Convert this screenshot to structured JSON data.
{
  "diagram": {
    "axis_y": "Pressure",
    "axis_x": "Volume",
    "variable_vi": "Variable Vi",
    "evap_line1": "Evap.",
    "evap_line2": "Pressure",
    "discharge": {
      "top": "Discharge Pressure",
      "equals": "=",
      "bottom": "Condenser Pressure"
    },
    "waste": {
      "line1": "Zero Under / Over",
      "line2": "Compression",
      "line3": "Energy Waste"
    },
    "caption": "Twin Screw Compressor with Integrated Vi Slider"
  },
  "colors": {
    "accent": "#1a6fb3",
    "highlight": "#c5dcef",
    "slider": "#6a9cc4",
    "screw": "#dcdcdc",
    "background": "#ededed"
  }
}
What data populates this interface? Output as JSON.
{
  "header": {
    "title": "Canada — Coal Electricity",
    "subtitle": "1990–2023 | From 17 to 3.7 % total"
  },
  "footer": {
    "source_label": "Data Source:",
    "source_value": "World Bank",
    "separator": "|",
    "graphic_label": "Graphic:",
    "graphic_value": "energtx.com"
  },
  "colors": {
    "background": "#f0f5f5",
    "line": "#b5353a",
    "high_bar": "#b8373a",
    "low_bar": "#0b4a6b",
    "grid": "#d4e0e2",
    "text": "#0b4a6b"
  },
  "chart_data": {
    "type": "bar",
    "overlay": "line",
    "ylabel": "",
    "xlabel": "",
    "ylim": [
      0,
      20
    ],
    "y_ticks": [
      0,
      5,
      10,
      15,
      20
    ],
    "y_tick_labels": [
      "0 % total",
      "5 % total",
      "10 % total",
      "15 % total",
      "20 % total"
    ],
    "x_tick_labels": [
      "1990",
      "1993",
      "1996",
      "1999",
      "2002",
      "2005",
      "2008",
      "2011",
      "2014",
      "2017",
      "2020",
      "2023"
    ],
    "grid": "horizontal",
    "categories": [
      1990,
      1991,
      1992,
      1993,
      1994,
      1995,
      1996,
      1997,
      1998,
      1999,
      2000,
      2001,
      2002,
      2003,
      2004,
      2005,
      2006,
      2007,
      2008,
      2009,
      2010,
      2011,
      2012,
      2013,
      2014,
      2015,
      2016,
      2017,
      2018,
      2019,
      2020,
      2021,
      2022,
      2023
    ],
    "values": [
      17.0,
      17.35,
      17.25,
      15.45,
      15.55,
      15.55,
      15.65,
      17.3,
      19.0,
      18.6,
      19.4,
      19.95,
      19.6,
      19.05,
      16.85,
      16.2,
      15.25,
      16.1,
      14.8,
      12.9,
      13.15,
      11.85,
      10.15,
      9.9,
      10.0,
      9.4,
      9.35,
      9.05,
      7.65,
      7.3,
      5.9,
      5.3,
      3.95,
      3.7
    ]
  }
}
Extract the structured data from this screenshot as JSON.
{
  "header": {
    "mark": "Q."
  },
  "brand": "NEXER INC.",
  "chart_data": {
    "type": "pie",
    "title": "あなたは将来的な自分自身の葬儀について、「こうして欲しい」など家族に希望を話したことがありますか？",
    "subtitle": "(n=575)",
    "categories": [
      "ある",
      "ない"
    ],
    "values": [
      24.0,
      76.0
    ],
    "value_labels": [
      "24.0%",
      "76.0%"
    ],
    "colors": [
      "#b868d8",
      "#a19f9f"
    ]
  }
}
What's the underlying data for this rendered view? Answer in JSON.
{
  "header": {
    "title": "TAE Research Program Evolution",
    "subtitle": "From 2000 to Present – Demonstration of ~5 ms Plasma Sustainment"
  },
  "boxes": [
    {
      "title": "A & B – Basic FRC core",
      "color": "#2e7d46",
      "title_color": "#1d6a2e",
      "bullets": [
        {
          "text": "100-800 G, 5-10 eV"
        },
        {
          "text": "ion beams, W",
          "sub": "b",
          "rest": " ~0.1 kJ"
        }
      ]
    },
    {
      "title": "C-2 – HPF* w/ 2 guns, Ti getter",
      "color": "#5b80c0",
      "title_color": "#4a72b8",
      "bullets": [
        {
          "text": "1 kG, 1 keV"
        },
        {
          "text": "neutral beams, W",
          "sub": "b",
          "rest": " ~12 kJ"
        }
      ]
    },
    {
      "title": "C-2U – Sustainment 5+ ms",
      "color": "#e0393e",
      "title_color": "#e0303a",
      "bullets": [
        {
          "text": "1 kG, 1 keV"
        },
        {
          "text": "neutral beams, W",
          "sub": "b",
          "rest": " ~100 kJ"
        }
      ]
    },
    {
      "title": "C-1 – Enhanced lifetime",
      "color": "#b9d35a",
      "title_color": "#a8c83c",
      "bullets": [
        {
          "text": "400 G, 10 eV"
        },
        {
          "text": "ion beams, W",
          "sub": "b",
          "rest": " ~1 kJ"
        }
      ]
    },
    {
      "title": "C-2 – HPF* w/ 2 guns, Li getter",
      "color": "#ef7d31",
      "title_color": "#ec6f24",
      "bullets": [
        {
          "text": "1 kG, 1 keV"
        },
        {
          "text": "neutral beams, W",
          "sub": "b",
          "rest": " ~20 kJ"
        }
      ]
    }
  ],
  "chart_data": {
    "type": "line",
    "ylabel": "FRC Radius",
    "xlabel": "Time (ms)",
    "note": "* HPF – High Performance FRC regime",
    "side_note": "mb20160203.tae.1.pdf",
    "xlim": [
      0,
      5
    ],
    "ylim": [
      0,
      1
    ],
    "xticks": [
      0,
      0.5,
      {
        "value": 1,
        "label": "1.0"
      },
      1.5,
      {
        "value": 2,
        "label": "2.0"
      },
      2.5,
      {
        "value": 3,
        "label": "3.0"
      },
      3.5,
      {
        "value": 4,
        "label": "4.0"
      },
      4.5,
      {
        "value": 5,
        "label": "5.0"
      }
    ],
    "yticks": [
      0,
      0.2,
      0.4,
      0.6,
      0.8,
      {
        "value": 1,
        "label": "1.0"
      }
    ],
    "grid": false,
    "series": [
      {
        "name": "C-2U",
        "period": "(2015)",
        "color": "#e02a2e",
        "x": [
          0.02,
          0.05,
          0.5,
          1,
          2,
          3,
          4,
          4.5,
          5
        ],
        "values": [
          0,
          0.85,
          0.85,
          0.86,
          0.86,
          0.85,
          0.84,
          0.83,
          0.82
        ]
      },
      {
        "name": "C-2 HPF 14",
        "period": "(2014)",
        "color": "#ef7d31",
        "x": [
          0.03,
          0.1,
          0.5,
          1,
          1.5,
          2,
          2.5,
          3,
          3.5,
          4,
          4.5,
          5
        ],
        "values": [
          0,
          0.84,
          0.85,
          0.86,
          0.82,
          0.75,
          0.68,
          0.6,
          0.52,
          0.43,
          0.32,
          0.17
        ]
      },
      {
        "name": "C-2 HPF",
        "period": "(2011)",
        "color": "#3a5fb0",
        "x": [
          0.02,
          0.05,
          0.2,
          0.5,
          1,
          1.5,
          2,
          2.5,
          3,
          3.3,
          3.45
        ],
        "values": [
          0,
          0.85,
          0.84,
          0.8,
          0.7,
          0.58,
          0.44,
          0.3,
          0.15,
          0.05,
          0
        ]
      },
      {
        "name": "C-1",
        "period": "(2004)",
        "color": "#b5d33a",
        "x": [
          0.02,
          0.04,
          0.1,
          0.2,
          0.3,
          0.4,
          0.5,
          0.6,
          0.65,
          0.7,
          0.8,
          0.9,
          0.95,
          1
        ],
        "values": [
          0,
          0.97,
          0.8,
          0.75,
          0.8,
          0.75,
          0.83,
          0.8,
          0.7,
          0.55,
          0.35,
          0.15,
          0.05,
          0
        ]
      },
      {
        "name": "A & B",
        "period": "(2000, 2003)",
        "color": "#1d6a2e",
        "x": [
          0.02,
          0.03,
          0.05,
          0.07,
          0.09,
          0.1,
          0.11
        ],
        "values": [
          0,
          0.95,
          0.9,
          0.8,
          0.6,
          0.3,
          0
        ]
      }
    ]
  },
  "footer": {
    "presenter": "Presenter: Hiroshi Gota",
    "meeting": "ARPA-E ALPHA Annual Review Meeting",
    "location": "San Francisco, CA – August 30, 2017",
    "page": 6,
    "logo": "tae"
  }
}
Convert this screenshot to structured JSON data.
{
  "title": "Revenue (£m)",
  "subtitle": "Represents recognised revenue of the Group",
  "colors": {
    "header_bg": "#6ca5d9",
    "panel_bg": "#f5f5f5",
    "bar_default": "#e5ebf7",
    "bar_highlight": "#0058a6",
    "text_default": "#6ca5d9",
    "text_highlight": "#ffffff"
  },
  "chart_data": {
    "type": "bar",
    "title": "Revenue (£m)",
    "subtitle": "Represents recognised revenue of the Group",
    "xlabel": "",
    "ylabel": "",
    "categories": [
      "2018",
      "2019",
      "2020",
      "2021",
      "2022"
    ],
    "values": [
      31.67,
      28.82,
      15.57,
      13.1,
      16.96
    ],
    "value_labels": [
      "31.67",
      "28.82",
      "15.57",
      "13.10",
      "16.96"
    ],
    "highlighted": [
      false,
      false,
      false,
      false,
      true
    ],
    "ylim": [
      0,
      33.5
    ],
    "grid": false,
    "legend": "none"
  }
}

_____

[Challenge]:
How many lines in the records above contain the word "rest"? Give only the number.

[Response to the exercise]:
5